━━━ Stored records

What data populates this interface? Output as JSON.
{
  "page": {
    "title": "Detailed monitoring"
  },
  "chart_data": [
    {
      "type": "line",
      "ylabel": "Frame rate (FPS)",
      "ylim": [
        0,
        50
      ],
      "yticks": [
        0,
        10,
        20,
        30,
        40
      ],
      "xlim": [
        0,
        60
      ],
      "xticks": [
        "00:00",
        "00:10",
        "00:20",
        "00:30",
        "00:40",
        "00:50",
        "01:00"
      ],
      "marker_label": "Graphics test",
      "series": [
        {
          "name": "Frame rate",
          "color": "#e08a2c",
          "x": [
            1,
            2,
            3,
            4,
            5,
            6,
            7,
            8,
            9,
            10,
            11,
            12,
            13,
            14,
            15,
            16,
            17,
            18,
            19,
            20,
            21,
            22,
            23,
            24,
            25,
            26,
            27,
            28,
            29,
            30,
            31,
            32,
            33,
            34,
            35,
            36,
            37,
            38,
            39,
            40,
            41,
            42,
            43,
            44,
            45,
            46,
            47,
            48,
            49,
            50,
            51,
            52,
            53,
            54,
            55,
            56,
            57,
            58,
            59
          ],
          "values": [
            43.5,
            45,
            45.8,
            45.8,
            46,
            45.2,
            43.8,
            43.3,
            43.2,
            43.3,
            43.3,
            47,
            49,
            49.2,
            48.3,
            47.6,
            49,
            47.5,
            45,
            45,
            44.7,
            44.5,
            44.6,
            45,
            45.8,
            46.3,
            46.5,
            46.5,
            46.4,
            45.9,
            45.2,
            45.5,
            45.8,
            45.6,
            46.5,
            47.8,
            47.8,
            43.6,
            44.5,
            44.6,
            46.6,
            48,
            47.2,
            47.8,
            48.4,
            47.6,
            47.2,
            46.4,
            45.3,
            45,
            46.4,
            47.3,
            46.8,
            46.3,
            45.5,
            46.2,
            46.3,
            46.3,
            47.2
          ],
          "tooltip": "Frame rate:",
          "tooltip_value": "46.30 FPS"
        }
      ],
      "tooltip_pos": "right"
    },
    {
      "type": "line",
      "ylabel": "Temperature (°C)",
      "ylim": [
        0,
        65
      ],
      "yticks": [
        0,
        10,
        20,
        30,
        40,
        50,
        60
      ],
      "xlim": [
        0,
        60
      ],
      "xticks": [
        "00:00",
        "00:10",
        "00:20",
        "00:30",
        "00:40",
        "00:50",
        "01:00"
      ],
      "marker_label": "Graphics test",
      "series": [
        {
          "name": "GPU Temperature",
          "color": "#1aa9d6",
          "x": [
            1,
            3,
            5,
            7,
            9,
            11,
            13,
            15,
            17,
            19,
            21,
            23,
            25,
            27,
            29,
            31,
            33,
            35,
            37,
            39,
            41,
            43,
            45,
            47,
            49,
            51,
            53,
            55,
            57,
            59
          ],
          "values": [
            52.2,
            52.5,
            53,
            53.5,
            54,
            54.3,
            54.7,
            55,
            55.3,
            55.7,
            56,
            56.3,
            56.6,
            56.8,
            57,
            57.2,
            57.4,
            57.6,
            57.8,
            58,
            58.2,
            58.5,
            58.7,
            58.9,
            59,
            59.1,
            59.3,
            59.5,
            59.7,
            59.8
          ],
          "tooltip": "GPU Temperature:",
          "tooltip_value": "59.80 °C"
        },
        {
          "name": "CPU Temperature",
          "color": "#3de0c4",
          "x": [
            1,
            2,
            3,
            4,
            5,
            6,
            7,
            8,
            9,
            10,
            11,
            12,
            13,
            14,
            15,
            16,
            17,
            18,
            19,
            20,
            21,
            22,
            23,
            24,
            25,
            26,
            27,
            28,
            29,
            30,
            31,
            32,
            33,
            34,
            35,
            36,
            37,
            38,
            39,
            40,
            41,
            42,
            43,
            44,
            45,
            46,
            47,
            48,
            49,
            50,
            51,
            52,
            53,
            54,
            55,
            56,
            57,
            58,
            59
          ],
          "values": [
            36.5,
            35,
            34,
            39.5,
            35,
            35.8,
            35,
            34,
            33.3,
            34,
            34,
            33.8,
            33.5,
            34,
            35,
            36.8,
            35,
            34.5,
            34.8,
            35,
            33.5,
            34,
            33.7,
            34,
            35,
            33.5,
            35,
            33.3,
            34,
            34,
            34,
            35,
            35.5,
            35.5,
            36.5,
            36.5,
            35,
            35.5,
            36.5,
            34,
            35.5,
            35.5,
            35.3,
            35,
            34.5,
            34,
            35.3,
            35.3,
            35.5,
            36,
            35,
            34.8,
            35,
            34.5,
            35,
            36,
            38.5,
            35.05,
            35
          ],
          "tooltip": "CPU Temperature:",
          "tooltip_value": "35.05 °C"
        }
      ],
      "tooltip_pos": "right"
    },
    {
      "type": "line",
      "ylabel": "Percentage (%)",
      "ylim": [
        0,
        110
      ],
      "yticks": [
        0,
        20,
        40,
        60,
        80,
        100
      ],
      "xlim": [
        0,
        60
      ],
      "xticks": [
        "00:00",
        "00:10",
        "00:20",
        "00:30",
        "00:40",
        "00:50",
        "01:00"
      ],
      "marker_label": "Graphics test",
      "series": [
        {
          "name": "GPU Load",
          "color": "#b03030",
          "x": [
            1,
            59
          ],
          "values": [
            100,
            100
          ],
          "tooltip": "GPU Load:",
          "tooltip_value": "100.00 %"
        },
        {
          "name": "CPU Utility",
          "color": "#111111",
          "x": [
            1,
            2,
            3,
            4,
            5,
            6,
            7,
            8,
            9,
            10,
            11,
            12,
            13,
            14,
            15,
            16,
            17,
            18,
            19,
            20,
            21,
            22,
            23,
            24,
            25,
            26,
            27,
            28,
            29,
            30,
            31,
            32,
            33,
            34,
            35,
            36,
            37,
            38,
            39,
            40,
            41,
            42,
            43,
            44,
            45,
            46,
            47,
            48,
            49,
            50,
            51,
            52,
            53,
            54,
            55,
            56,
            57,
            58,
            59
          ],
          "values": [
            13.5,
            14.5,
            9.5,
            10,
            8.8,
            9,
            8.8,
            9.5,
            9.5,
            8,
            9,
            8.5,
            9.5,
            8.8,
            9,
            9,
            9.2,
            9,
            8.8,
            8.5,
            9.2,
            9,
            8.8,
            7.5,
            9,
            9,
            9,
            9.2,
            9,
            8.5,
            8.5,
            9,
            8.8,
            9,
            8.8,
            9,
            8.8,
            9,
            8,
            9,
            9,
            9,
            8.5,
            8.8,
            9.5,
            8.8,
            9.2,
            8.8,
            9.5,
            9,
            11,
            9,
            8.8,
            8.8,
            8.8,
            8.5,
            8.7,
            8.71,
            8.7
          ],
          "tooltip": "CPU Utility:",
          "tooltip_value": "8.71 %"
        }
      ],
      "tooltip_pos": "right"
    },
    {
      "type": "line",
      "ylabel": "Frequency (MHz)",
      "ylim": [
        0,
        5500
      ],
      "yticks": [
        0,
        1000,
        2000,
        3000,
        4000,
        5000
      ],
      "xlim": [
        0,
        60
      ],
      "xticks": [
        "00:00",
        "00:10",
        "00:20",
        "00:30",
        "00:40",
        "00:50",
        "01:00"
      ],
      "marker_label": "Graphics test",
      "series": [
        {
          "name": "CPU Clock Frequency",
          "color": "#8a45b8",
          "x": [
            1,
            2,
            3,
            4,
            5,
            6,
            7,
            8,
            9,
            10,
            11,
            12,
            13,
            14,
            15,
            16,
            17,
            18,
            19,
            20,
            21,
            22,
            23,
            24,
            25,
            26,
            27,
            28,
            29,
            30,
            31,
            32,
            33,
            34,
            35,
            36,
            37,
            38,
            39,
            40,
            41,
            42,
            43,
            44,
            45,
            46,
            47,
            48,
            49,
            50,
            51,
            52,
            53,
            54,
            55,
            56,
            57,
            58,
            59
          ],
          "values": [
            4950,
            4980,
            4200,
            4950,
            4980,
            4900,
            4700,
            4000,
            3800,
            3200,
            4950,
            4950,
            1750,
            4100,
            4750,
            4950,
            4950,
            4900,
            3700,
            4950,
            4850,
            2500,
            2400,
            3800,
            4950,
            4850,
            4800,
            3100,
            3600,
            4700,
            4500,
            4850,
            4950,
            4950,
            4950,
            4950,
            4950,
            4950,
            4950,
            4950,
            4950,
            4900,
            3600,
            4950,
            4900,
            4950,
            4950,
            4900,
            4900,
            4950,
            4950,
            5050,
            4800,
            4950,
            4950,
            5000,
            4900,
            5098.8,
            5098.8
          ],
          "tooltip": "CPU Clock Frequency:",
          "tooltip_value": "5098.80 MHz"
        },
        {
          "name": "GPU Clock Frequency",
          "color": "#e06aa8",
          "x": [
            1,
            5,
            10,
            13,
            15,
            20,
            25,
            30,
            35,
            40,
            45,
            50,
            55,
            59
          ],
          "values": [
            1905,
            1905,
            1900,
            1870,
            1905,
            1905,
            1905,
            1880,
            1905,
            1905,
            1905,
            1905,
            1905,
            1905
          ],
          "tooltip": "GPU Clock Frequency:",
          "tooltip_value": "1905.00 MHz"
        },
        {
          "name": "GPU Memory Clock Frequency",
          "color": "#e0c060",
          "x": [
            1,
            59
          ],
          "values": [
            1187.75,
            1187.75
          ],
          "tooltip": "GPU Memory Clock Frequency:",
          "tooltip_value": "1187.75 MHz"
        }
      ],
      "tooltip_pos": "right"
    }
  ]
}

━━━━━━

* **Aim**: Pull out each line containing the word "color" and copy it.

* **Answer**:
          "color": "#e08a2c",
          "color": "#1aa9d6",
          "color": "#3de0c4",
          "color": "#b03030",
          "color": "#111111",
          "color": "#8a45b8",
          "color": "#e06aa8",
          "color": "#e0c060",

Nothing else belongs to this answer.